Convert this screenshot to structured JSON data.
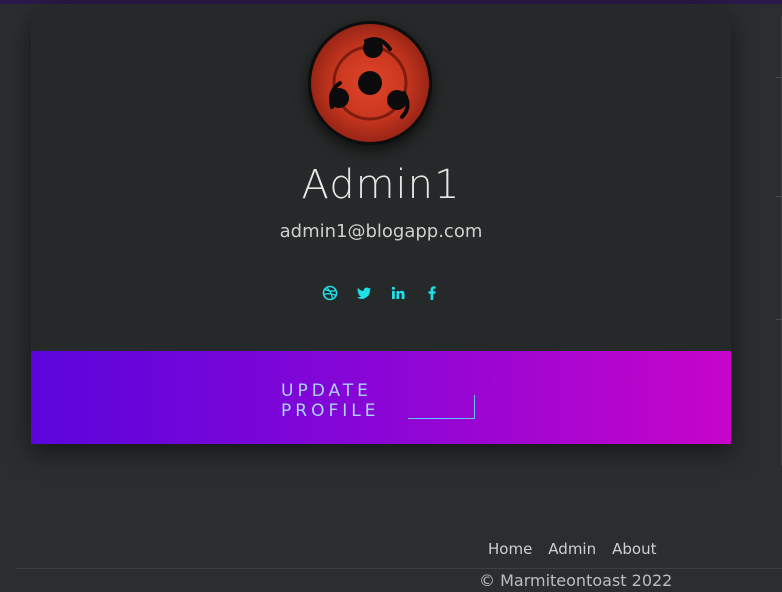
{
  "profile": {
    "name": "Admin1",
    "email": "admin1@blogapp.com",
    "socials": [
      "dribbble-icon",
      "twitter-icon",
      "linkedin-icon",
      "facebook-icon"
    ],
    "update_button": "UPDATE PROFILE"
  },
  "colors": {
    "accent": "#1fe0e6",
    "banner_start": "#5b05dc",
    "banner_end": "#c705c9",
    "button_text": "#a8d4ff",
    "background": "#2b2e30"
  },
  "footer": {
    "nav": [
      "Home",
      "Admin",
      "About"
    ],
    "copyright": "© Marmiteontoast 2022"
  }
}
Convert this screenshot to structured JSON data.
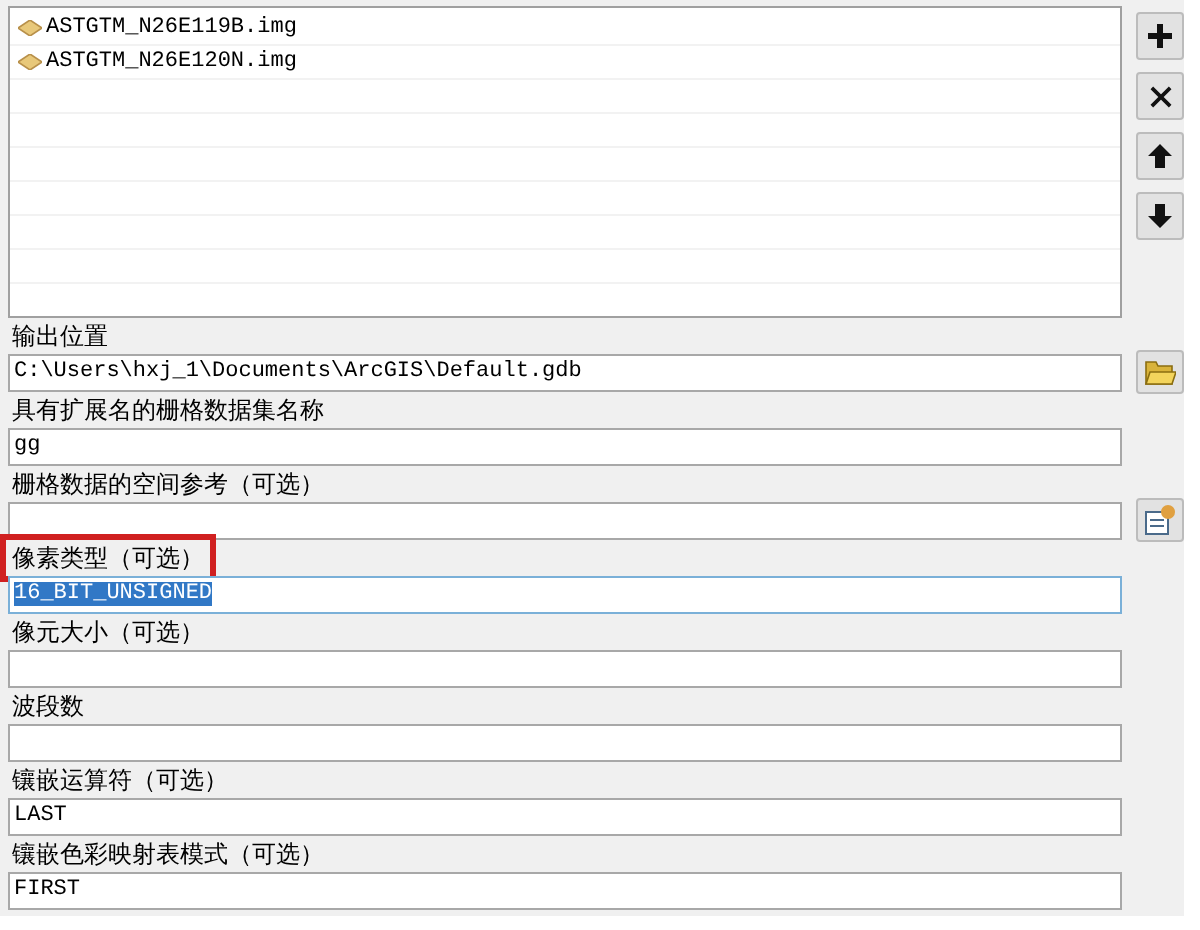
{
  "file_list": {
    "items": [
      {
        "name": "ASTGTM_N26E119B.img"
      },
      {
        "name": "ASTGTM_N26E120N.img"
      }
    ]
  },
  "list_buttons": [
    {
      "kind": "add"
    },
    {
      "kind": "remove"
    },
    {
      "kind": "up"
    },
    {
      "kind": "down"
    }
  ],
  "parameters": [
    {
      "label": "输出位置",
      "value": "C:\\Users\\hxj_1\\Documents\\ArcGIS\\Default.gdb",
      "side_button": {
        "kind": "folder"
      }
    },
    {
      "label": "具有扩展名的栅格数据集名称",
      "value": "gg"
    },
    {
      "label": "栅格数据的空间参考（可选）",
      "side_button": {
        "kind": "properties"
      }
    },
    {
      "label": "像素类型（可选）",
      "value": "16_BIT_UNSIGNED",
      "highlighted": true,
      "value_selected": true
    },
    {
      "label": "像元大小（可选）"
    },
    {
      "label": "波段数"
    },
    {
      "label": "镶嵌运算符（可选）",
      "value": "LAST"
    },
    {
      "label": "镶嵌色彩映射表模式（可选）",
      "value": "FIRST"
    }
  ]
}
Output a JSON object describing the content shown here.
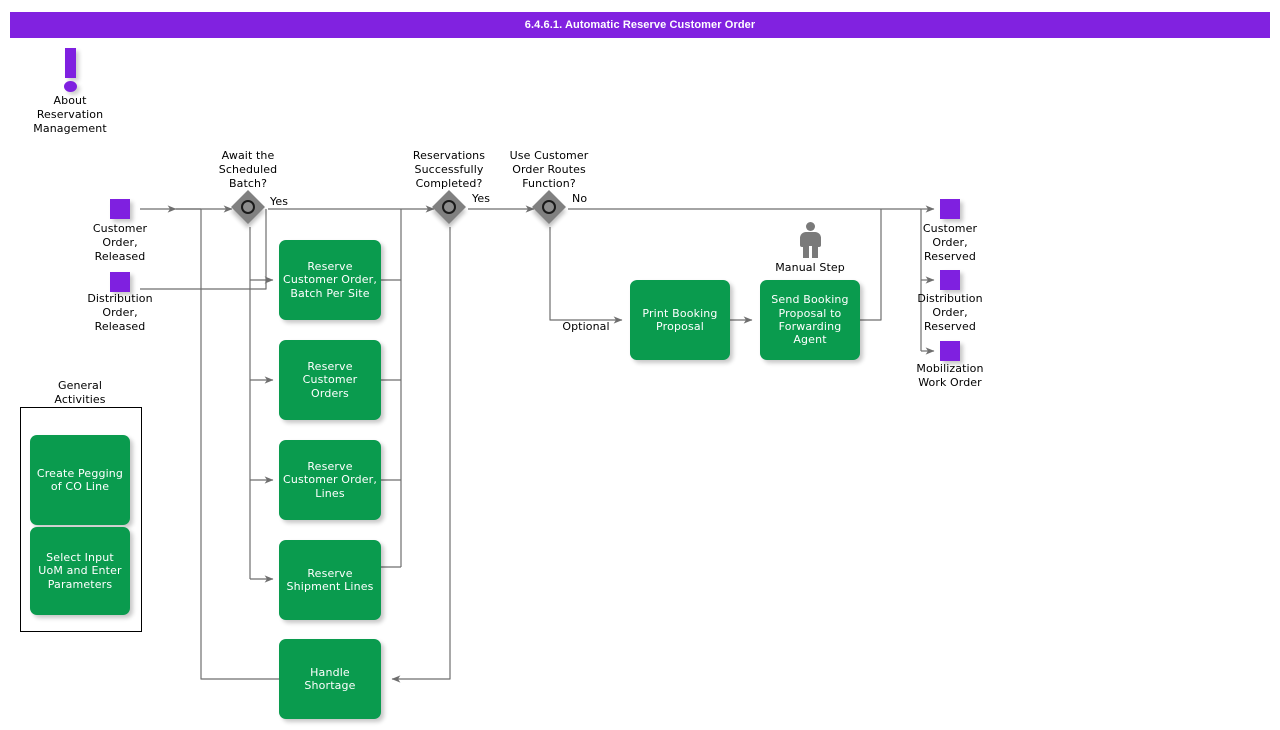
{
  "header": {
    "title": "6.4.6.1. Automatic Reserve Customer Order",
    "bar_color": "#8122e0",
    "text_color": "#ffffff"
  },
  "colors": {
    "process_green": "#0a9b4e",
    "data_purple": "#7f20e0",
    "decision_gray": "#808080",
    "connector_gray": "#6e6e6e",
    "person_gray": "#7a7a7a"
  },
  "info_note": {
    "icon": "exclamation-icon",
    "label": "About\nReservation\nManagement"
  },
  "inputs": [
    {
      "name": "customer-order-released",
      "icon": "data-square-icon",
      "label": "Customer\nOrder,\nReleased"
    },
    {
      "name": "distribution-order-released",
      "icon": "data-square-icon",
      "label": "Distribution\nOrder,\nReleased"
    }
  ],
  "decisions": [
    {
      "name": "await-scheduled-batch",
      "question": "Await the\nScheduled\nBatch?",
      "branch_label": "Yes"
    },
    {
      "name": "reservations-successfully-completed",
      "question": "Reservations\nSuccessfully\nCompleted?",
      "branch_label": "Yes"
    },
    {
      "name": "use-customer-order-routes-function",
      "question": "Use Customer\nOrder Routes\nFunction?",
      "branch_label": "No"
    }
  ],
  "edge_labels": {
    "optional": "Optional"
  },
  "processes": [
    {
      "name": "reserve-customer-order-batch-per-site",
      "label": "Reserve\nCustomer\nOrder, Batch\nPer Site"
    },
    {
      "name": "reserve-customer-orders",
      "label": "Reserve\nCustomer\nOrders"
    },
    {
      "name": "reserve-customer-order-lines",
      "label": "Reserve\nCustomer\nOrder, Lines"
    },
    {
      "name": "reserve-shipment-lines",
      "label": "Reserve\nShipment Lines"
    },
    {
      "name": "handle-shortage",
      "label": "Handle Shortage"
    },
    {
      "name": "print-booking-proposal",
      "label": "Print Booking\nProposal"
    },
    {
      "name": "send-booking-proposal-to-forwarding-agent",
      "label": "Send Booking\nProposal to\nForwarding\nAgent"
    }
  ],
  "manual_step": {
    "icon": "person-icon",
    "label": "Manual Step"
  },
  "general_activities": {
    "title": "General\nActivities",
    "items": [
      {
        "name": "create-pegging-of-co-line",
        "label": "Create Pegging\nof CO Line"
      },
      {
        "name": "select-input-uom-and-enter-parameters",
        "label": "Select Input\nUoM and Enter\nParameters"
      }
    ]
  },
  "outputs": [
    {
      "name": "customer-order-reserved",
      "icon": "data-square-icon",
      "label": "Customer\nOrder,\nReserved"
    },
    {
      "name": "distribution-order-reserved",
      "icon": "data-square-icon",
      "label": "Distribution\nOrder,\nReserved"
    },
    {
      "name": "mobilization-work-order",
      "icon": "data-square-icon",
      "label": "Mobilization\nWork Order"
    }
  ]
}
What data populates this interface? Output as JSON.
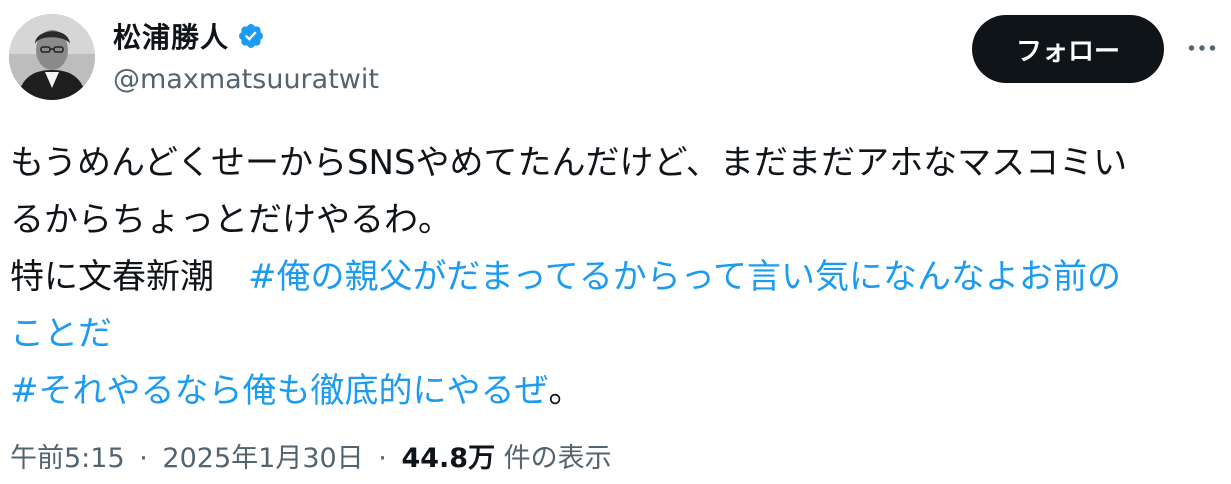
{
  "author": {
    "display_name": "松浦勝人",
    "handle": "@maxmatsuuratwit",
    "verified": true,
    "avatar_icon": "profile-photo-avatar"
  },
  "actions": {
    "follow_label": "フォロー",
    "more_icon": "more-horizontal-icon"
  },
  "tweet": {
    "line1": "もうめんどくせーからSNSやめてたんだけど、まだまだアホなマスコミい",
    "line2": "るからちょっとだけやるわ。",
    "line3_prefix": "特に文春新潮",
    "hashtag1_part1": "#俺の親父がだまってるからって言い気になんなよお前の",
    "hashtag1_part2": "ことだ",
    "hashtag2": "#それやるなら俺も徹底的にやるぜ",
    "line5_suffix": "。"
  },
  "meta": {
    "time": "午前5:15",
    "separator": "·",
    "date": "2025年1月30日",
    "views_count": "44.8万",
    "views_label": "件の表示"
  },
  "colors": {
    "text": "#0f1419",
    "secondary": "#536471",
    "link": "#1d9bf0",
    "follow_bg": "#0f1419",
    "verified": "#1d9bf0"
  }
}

# JOB
The data above should be repeated exactly, minus any pictures.

# ANSWER FOR THIS EXERCISE
Convert this screenshot to structured JSON data.
{
  "profile": {
    "name": "Admin1",
    "email": "admin1@blogapp.com",
    "socials": [
      "dribbble-icon",
      "twitter-icon",
      "linkedin-icon",
      "facebook-icon"
    ],
    "update_button": "UPDATE PROFILE"
  },
  "colors": {
    "accent": "#1fe0e6",
    "banner_start": "#5b05dc",
    "banner_end": "#c705c9",
    "button_text": "#a8d4ff",
    "background": "#2b2e30"
  },
  "footer": {
    "nav": [
      "Home",
      "Admin",
      "About"
    ],
    "copyright": "© Marmiteontoast 2022"
  }
}
Convert this screenshot to structured JSON data.
{
  "file_list": {
    "items": [
      {
        "name": "ASTGTM_N26E119B.img"
      },
      {
        "name": "ASTGTM_N26E120N.img"
      }
    ]
  },
  "list_buttons": [
    {
      "kind": "add"
    },
    {
      "kind": "remove"
    },
    {
      "kind": "up"
    },
    {
      "kind": "down"
    }
  ],
  "parameters": [
    {
      "label": "输出位置",
      "value": "C:\\Users\\hxj_1\\Documents\\ArcGIS\\Default.gdb",
      "side_button": {
        "kind": "folder"
      }
    },
    {
      "label": "具有扩展名的栅格数据集名称",
      "value": "gg"
    },
    {
      "label": "栅格数据的空间参考（可选）",
      "side_button": {
        "kind": "properties"
      }
    },
    {
      "label": "像素类型（可选）",
      "value": "16_BIT_UNSIGNED",
      "highlighted": true,
      "value_selected": true
    },
    {
      "label": "像元大小（可选）"
    },
    {
      "label": "波段数"
    },
    {
      "label": "镶嵌运算符（可选）",
      "value": "LAST"
    },
    {
      "label": "镶嵌色彩映射表模式（可选）",
      "value": "FIRST"
    }
  ]
}
Output a JSON object describing the content shown here.
{
  "header": {
    "title": "6.4.6.1. Automatic Reserve Customer Order",
    "bar_color": "#8122e0",
    "text_color": "#ffffff"
  },
  "colors": {
    "process_green": "#0a9b4e",
    "data_purple": "#7f20e0",
    "decision_gray": "#808080",
    "connector_gray": "#6e6e6e",
    "person_gray": "#7a7a7a"
  },
  "info_note": {
    "icon": "exclamation-icon",
    "label": "About\nReservation\nManagement"
  },
  "inputs": [
    {
      "name": "customer-order-released",
      "icon": "data-square-icon",
      "label": "Customer\nOrder,\nReleased"
    },
    {
      "name": "distribution-order-released",
      "icon": "data-square-icon",
      "label": "Distribution\nOrder,\nReleased"
    }
  ],
  "decisions": [
    {
      "name": "await-scheduled-batch",
      "question": "Await the\nScheduled\nBatch?",
      "branch_label": "Yes"
    },
    {
      "name": "reservations-successfully-completed",
      "question": "Reservations\nSuccessfully\nCompleted?",
      "branch_label": "Yes"
    },
    {
      "name": "use-customer-order-routes-function",
      "question": "Use Customer\nOrder Routes\nFunction?",
      "branch_label": "No"
    }
  ],
  "edge_labels": {
    "optional": "Optional"
  },
  "processes": [
    {
      "name": "reserve-customer-order-batch-per-site",
      "label": "Reserve\nCustomer\nOrder, Batch\nPer Site"
    },
    {
      "name": "reserve-customer-orders",
      "label": "Reserve\nCustomer\nOrders"
    },
    {
      "name": "reserve-customer-order-lines",
      "label": "Reserve\nCustomer\nOrder, Lines"
    },
    {
      "name": "reserve-shipment-lines",
      "label": "Reserve\nShipment Lines"
    },
    {
      "name": "handle-shortage",
      "label": "Handle Shortage"
    },
    {
      "name": "print-booking-proposal",
      "label": "Print Booking\nProposal"
    },
    {
      "name": "send-booking-proposal-to-forwarding-agent",
      "label": "Send Booking\nProposal to\nForwarding\nAgent"
    }
  ],
  "manual_step": {
    "icon": "person-icon",
    "label": "Manual Step"
  },
  "general_activities": {
    "title": "General\nActivities",
    "items": [
      {
        "name": "create-pegging-of-co-line",
        "label": "Create Pegging\nof CO Line"
      },
      {
        "name": "select-input-uom-and-enter-parameters",
        "label": "Select Input\nUoM and Enter\nParameters"
      }
    ]
  },
  "outputs": [
    {
      "name": "customer-order-reserved",
      "icon": "data-square-icon",
      "label": "Customer\nOrder,\nReserved"
    },
    {
      "name": "distribution-order-reserved",
      "icon": "data-square-icon",
      "label": "Distribution\nOrder,\nReserved"
    },
    {
      "name": "mobilization-work-order",
      "icon": "data-square-icon",
      "label": "Mobilization\nWork Order"
    }
  ]
}
What data populates this interface? Output as JSON.
{
  "author": {
    "display_name": "松浦勝人",
    "handle": "@maxmatsuuratwit",
    "verified": true,
    "avatar_icon": "profile-photo-avatar"
  },
  "actions": {
    "follow_label": "フォロー",
    "more_icon": "more-horizontal-icon"
  },
  "tweet": {
    "line1": "もうめんどくせーからSNSやめてたんだけど、まだまだアホなマスコミい",
    "line2": "るからちょっとだけやるわ。",
    "line3_prefix": "特に文春新潮",
    "hashtag1_part1": "#俺の親父がだまってるからって言い気になんなよお前の",
    "hashtag1_part2": "ことだ",
    "hashtag2": "#それやるなら俺も徹底的にやるぜ",
    "line5_suffix": "。"
  },
  "meta": {
    "time": "午前5:15",
    "separator": "·",
    "date": "2025年1月30日",
    "views_count": "44.8万",
    "views_label": "件の表示"
  },
  "colors": {
    "text": "#0f1419",
    "secondary": "#536471",
    "link": "#1d9bf0",
    "follow_bg": "#0f1419",
    "verified": "#1d9bf0"
  }
}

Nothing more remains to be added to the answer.